EXTRACTED MATERIAL —
● ● ● ● ● ● ●
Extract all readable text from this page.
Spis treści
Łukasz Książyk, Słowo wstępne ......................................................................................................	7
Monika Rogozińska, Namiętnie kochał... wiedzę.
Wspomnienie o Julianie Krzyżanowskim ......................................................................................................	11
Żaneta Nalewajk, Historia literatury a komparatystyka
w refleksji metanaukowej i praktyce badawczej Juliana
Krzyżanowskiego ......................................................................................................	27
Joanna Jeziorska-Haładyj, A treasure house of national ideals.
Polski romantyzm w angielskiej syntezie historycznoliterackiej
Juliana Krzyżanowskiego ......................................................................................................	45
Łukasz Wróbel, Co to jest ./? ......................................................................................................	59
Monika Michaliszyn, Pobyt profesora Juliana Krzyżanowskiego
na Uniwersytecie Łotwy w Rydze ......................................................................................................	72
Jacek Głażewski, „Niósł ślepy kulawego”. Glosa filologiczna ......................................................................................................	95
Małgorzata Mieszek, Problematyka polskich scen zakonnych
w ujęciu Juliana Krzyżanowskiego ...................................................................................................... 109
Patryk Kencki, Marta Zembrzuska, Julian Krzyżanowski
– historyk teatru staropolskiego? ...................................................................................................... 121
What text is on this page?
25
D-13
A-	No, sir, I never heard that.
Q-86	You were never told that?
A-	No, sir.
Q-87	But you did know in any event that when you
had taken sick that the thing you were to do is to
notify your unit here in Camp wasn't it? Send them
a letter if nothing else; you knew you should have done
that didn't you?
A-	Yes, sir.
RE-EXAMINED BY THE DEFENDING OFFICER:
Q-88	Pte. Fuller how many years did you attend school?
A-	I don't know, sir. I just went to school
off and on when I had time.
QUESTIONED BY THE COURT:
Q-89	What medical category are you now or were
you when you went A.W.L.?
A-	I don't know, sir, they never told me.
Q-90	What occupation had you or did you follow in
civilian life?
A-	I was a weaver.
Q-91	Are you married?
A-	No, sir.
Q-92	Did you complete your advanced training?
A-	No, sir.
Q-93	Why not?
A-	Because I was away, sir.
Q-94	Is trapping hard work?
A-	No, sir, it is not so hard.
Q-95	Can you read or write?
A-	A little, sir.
● ● ● ● ● ● ●
GIVEN TASK —
Tell how many lines contain the word "What", using only the number.

TASK ANSWER —
3